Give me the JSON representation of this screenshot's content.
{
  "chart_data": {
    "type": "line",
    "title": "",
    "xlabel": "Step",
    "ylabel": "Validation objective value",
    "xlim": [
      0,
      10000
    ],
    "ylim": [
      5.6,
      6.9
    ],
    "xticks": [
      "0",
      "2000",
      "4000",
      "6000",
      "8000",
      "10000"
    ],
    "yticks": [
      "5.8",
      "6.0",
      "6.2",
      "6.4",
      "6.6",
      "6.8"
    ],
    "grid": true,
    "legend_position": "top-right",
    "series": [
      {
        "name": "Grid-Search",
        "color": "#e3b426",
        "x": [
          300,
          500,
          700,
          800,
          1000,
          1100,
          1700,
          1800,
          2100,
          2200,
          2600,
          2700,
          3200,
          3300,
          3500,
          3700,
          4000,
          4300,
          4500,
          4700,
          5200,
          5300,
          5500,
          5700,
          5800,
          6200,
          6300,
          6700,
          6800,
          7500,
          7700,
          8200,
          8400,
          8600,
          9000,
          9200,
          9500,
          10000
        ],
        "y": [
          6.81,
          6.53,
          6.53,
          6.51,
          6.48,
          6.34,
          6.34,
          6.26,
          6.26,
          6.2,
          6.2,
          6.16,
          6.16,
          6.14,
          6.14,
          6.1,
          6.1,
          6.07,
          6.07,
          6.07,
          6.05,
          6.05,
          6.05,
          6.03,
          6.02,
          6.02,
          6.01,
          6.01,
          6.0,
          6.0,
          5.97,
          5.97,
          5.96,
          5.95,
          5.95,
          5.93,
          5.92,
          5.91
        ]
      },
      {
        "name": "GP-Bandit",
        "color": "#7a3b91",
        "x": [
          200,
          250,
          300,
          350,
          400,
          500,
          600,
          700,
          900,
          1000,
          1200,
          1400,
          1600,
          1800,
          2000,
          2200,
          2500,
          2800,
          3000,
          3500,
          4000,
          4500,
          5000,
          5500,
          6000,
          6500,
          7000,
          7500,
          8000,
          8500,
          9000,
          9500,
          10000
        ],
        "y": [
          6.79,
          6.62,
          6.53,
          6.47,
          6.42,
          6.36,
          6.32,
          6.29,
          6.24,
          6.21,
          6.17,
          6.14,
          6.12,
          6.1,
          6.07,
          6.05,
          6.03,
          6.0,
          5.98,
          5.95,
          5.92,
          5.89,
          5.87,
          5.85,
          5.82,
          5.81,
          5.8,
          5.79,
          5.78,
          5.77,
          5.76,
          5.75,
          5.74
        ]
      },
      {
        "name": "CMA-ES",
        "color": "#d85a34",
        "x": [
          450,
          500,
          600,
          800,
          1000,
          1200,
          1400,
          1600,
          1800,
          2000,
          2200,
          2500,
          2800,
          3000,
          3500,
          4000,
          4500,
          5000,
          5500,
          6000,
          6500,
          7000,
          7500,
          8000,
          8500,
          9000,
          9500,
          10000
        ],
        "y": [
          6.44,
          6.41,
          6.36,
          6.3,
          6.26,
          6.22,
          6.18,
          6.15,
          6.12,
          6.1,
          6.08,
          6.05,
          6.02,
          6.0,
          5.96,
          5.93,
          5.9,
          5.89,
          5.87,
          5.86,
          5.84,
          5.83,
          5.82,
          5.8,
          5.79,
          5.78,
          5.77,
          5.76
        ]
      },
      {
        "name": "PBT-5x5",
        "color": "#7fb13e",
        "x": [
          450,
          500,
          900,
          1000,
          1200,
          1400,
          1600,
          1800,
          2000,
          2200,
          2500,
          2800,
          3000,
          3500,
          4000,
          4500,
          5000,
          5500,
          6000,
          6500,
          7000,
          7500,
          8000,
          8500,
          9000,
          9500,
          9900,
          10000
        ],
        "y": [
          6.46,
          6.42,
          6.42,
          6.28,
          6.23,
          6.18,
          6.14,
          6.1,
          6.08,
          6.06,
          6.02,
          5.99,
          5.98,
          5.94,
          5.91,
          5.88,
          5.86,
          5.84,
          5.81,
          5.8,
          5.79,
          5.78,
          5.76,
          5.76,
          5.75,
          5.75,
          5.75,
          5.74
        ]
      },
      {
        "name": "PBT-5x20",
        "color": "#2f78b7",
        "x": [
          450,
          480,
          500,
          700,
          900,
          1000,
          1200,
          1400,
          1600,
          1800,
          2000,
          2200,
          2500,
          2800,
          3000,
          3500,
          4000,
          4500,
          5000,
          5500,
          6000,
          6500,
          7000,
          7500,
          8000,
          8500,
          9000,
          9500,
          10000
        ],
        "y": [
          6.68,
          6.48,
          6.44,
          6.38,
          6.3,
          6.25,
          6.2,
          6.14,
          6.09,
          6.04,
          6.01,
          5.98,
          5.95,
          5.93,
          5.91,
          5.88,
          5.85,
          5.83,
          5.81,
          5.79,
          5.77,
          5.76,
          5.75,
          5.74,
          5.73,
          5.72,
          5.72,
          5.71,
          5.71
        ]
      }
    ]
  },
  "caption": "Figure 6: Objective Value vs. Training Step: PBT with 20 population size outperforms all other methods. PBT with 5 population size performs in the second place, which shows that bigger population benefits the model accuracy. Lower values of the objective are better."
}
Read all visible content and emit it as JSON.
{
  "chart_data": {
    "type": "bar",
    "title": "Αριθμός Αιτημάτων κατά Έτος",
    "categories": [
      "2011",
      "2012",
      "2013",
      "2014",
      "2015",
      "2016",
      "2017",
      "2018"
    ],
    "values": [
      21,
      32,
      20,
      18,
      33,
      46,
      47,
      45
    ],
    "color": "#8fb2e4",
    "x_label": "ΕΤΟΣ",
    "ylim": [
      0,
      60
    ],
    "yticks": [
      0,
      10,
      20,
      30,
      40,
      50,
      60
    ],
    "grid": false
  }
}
● ● ● ●
* **Problem to solve**
Restate every line of the data word for word.

* **Right answer**
Give me the JSON representation of this screenshot's content.
{
  "chart_data": {
    "type": "line",
    "title": "",
    "xlabel": "Step",
    "ylabel": "Validation objective value",
    "xlim": [
      0,
      10000
    ],
    "ylim": [
      5.6,
      6.9
    ],
    "xticks": [
      "0",
      "2000",
      "4000",
      "6000",
      "8000",
      "10000"
    ],
    "yticks": [
      "5.8",
      "6.0",
      "6.2",
      "6.4",
      "6.6",
      "6.8"
    ],
    "grid": true,
    "legend_position": "top-right",
    "series": [
      {
        "name": "Grid-Search",
        "color": "#e3b426",
        "x": [
          300,
          500,
          700,
          800,
          1000,
          1100,
          1700,
          1800,
          2100,
          2200,
          2600,
          2700,
          3200,
          3300,
          3500,
          3700,
          4000,
          4300,
          4500,
          4700,
          5200,
          5300,
          5500,
          5700,
          5800,
          6200,
          6300,
          6700,
          6800,
          7500,
          7700,
          8200,
          8400,
          8600,
          9000,
          9200,
          9500,
          10000
        ],
        "y": [
          6.81,
          6.53,
          6.53,
          6.51,
          6.48,
          6.34,
          6.34,
          6.26,
          6.26,
          6.2,
          6.2,
          6.16,
          6.16,
          6.14,
          6.14,
          6.1,
          6.1,
          6.07,
          6.07,
          6.07,
          6.05,
          6.05,
          6.05,
          6.03,
          6.02,
          6.02,
          6.01,
          6.01,
          6.0,
          6.0,
          5.97,
          5.97,
          5.96,
          5.95,
          5.95,
          5.93,
          5.92,
          5.91
        ]
      },
      {
        "name": "GP-Bandit",
        "color": "#7a3b91",
        "x": [
          200,
          250,
          300,
          350,
          400,
          500,
          600,
          700,
          900,
          1000,
          1200,
          1400,
          1600,
          1800,
          2000,
          2200,
          2500,
          2800,
          3000,
          3500,
          4000,
          4500,
          5000,
          5500,
          6000,
          6500,
          7000,
          7500,
          8000,
          8500,
          9000,
          9500,
          10000
        ],
        "y": [
          6.79,
          6.62,
          6.53,
          6.47,
          6.42,
          6.36,
          6.32,
          6.29,
          6.24,
          6.21,
          6.17,
          6.14,
          6.12,
          6.1,
          6.07,
          6.05,
          6.03,
          6.0,
          5.98,
          5.95,
          5.92,
          5.89,
          5.87,
          5.85,
          5.82,
          5.81,
          5.8,
          5.79,
          5.78,
          5.77,
          5.76,
          5.75,
          5.74
        ]
      },
      {
        "name": "CMA-ES",
        "color": "#d85a34",
        "x": [
          450,
          500,
          600,
          800,
          1000,
          1200,
          1400,
          1600,
          1800,
          2000,
          2200,
          2500,
          2800,
          3000,
          3500,
          4000,
          4500,
          5000,
          5500,
          6000,
          6500,
          7000,
          7500,
          8000,
          8500,
          9000,
          9500,
          10000
        ],
        "y": [
          6.44,
          6.41,
          6.36,
          6.3,
          6.26,
          6.22,
          6.18,
          6.15,
          6.12,
          6.1,
          6.08,
          6.05,
          6.02,
          6.0,
          5.96,
          5.93,
          5.9,
          5.89,
          5.87,
          5.86,
          5.84,
          5.83,
          5.82,
          5.8,
          5.79,
          5.78,
          5.77,
          5.76
        ]
      },
      {
        "name": "PBT-5x5",
        "color": "#7fb13e",
        "x": [
          450,
          500,
          900,
          1000,
          1200,
          1400,
          1600,
          1800,
          2000,
          2200,
          2500,
          2800,
          3000,
          3500,
          4000,
          4500,
          5000,
          5500,
          6000,
          6500,
          7000,
          7500,
          8000,
          8500,
          9000,
          9500,
          9900,
          10000
        ],
        "y": [
          6.46,
          6.42,
          6.42,
          6.28,
          6.23,
          6.18,
          6.14,
          6.1,
          6.08,
          6.06,
          6.02,
          5.99,
          5.98,
          5.94,
          5.91,
          5.88,
          5.86,
          5.84,
          5.81,
          5.8,
          5.79,
          5.78,
          5.76,
          5.76,
          5.75,
          5.75,
          5.75,
          5.74
        ]
      },
      {
        "name": "PBT-5x20",
        "color": "#2f78b7",
        "x": [
          450,
          480,
          500,
          700,
          900,
          1000,
          1200,
          1400,
          1600,
          1800,
          2000,
          2200,
          2500,
          2800,
          3000,
          3500,
          4000,
          4500,
          5000,
          5500,
          6000,
          6500,
          7000,
          7500,
          8000,
          8500,
          9000,
          9500,
          10000
        ],
        "y": [
          6.68,
          6.48,
          6.44,
          6.38,
          6.3,
          6.25,
          6.2,
          6.14,
          6.09,
          6.04,
          6.01,
          5.98,
          5.95,
          5.93,
          5.91,
          5.88,
          5.85,
          5.83,
          5.81,
          5.79,
          5.77,
          5.76,
          5.75,
          5.74,
          5.73,
          5.72,
          5.72,
          5.71,
          5.71
        ]
      }
    ]
  },
  "caption": "Figure 6: Objective Value vs. Training Step: PBT with 20 population size outperforms all other methods. PBT with 5 population size performs in the second place, which shows that bigger population benefits the model accuracy. Lower values of the objective are better."
}
Read all visible content and emit it as JSON.
{
  "chart_data": {
    "type": "bar",
    "title": "Αριθμός Αιτημάτων κατά Έτος",
    "categories": [
      "2011",
      "2012",
      "2013",
      "2014",
      "2015",
      "2016",
      "2017",
      "2018"
    ],
    "values": [
      21,
      32,
      20,
      18,
      33,
      46,
      47,
      45
    ],
    "color": "#8fb2e4",
    "x_label": "ΕΤΟΣ",
    "ylim": [
      0,
      60
    ],
    "yticks": [
      0,
      10,
      20,
      30,
      40,
      50,
      60
    ],
    "grid": false
  }
}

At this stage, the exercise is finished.